[Data extracted from a collection]
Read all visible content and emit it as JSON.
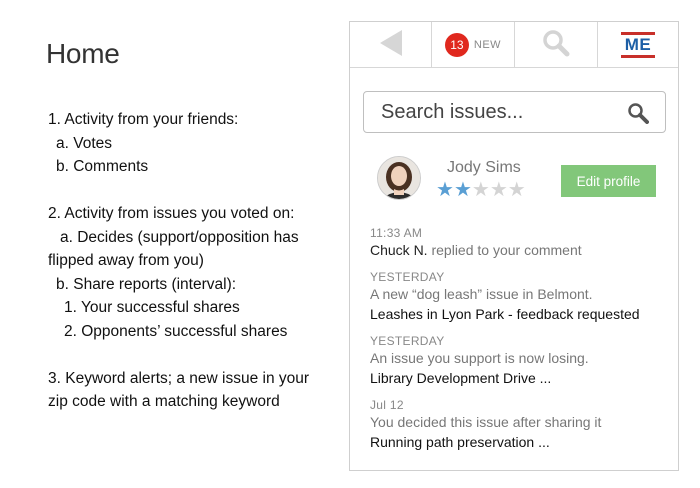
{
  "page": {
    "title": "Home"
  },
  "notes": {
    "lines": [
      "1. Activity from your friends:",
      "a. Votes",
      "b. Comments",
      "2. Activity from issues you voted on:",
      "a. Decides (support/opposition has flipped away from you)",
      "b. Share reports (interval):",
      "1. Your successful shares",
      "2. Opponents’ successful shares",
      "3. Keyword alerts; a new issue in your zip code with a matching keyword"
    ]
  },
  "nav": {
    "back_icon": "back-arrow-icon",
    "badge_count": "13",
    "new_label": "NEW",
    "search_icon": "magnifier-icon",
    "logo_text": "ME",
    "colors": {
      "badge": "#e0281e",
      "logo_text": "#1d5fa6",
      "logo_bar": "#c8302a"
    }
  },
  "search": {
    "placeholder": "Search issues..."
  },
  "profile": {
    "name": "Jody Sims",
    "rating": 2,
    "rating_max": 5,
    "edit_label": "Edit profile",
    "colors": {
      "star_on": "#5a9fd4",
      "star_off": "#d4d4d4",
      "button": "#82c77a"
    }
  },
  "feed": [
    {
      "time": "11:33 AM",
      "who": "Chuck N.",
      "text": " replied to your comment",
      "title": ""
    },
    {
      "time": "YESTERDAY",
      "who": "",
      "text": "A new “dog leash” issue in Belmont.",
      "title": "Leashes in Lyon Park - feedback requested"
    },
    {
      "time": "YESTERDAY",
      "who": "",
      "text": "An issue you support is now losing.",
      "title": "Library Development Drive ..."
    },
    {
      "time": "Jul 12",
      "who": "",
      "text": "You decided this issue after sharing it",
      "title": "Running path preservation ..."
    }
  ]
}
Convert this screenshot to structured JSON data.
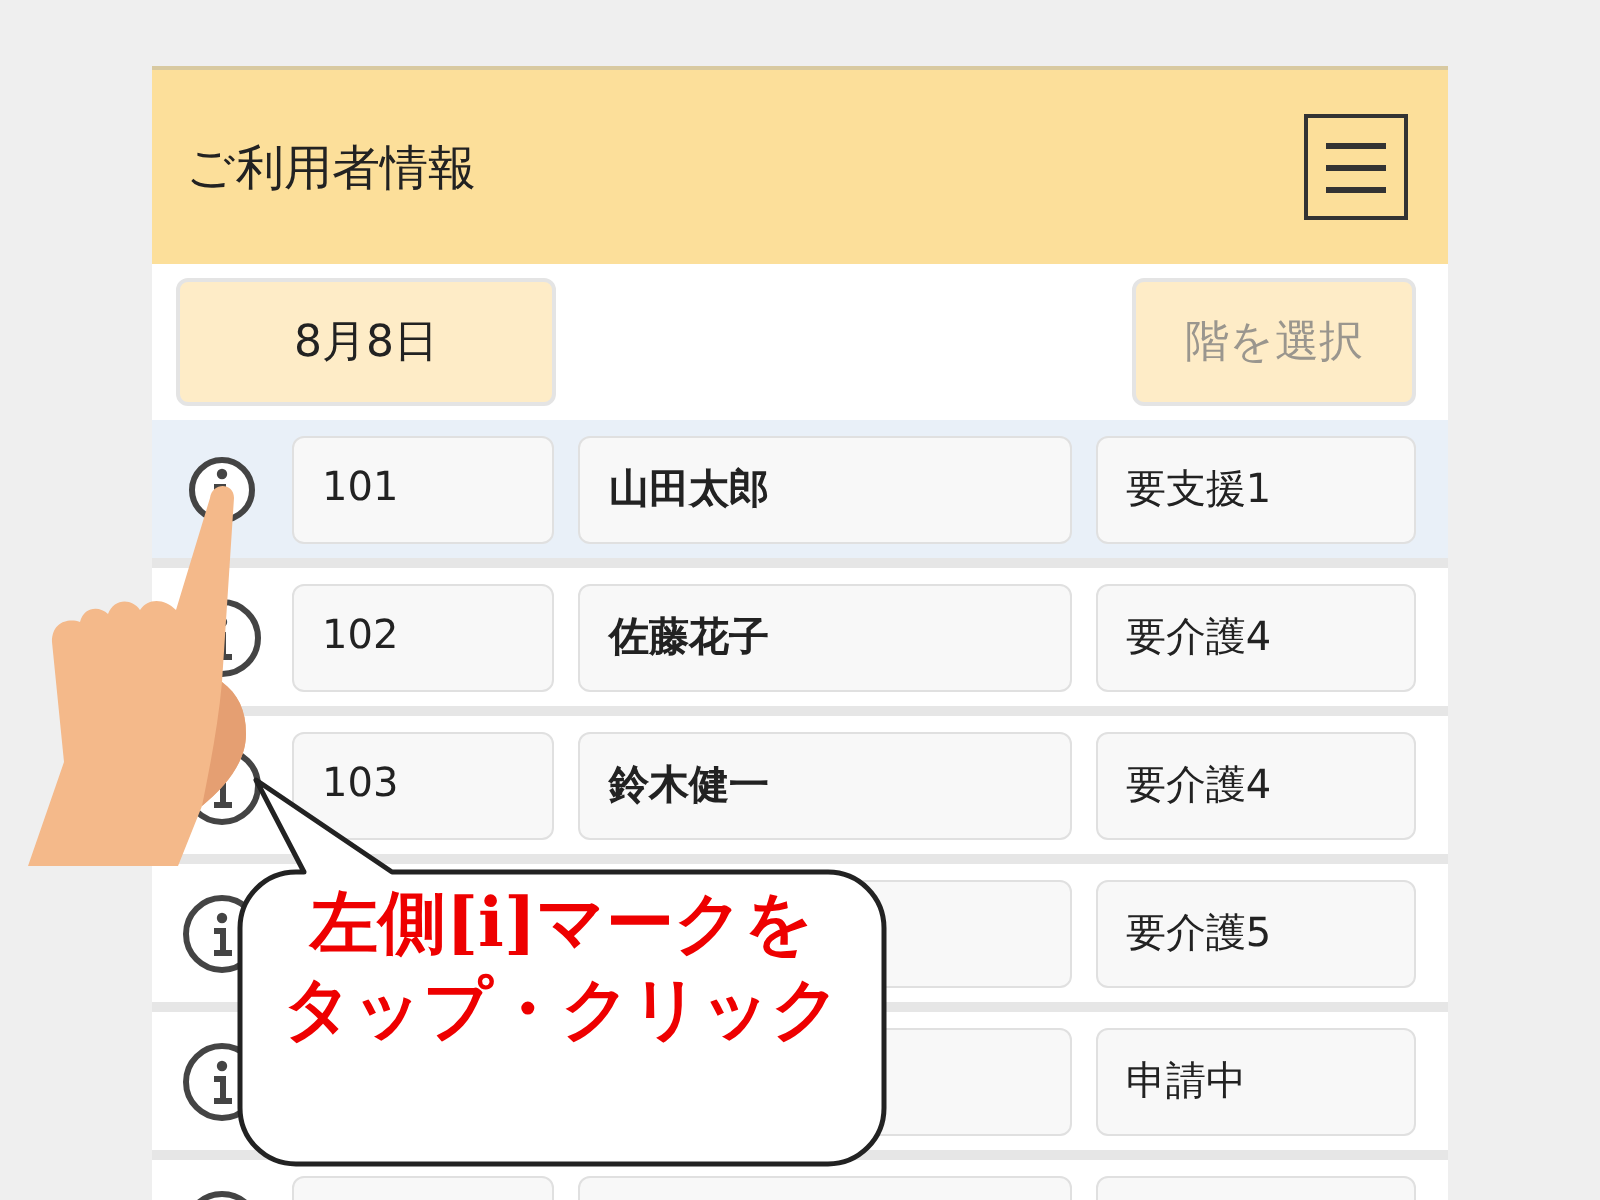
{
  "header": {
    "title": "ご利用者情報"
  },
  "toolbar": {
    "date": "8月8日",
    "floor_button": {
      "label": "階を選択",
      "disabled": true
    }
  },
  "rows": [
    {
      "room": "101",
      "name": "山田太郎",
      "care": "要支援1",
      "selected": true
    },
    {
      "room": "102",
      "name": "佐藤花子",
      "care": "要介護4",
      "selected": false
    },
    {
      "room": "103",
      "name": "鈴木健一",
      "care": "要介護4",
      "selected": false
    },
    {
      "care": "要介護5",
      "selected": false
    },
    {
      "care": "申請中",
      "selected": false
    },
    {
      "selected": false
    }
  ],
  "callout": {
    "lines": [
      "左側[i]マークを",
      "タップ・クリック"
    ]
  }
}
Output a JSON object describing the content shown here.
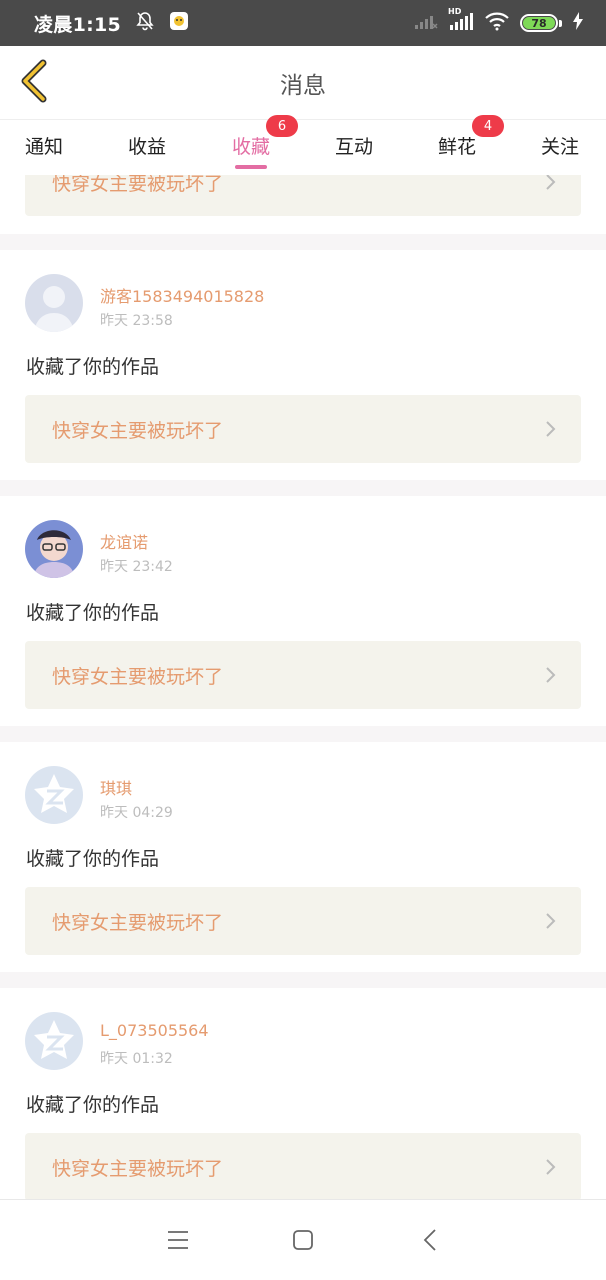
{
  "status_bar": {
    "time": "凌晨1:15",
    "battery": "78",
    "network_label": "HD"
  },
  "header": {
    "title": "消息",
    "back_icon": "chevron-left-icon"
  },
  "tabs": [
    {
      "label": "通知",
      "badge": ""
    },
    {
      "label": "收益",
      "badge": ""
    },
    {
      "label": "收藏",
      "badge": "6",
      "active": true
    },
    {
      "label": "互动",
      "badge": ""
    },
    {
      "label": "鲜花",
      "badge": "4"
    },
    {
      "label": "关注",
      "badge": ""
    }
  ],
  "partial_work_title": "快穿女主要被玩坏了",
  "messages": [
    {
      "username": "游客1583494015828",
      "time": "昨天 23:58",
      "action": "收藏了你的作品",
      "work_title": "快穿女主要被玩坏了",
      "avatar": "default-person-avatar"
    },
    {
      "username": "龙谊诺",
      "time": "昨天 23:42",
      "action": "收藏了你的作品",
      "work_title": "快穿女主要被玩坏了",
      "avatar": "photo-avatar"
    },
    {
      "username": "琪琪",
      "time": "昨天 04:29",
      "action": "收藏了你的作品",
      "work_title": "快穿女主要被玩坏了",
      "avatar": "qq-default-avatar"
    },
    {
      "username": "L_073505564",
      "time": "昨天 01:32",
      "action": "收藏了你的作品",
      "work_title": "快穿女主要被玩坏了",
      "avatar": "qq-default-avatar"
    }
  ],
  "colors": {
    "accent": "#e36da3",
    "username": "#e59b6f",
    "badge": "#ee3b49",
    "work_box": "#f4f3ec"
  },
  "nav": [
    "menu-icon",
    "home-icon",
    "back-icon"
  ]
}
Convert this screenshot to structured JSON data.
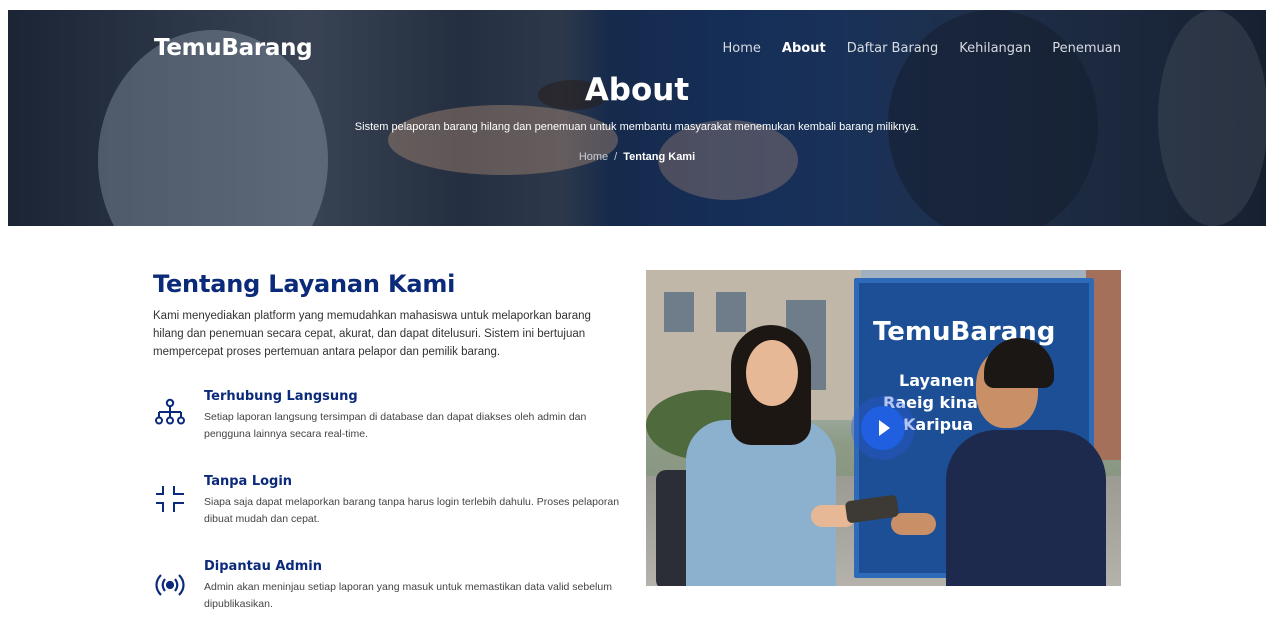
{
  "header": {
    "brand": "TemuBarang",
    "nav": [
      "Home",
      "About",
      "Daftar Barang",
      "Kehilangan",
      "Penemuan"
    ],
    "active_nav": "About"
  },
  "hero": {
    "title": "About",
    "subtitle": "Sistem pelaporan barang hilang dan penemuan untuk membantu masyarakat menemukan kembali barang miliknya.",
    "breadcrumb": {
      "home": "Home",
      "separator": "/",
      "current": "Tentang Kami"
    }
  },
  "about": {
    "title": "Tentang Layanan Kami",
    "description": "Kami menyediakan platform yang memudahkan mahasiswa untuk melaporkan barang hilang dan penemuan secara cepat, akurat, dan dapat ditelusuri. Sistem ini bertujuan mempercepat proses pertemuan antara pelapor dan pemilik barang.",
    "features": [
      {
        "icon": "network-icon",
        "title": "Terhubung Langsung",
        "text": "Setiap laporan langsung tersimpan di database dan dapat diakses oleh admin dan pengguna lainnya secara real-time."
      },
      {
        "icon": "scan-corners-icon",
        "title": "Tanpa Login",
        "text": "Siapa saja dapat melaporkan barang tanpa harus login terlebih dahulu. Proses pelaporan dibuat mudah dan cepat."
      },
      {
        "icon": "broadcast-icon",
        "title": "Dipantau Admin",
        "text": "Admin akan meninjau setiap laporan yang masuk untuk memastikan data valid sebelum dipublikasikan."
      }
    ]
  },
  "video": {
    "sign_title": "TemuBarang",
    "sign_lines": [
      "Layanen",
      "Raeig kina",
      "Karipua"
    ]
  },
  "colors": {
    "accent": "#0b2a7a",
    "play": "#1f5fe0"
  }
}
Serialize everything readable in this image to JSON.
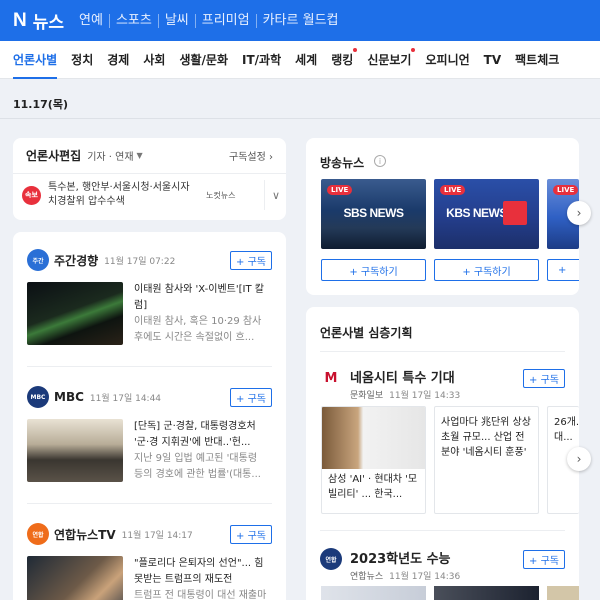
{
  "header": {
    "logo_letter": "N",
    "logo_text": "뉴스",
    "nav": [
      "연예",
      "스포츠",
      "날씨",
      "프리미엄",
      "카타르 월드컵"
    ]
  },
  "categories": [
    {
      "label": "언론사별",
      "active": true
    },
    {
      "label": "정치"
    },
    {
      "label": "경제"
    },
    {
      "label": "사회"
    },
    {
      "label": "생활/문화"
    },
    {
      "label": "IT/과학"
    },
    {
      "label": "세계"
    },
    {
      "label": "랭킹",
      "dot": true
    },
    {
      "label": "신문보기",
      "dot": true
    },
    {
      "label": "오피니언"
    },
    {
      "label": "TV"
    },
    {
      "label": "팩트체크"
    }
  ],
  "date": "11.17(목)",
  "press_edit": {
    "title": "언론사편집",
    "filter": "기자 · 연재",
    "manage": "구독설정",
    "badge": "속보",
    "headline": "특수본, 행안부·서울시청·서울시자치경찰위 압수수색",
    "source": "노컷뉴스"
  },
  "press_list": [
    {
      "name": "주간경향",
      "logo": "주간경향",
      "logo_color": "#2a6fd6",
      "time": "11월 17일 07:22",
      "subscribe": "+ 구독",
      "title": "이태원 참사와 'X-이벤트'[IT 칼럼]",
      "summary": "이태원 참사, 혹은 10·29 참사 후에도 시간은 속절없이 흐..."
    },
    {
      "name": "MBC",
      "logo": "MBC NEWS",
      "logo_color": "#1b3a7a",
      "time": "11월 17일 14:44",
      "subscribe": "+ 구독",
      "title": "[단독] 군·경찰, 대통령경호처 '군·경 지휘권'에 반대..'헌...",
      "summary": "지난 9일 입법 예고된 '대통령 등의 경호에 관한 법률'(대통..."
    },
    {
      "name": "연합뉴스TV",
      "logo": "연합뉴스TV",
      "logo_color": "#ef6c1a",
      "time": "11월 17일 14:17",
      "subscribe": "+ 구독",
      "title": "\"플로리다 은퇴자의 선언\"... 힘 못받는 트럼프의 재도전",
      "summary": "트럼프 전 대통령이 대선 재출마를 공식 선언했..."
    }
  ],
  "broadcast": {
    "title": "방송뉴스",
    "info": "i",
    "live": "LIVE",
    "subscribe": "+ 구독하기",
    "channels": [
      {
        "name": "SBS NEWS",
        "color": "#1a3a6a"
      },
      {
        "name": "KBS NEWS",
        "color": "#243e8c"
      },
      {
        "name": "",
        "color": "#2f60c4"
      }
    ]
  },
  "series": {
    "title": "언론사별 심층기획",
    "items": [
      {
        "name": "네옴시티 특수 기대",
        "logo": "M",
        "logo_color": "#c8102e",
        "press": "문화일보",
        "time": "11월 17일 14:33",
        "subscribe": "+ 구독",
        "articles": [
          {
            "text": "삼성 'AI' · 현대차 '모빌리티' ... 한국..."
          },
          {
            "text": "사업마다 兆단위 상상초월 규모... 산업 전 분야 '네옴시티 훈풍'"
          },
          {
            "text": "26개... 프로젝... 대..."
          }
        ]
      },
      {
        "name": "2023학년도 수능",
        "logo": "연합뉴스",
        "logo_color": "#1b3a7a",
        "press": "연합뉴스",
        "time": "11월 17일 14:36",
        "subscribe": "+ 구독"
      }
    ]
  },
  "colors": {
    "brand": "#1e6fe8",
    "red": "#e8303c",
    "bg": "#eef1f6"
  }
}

- WRITTEN TASK -
Find every line above that contains the word "Tentang", and return each one.

- RESPONSE TO THE TASK -
      "current": "Tentang Kami"
    "title": "Tentang Layanan Kami",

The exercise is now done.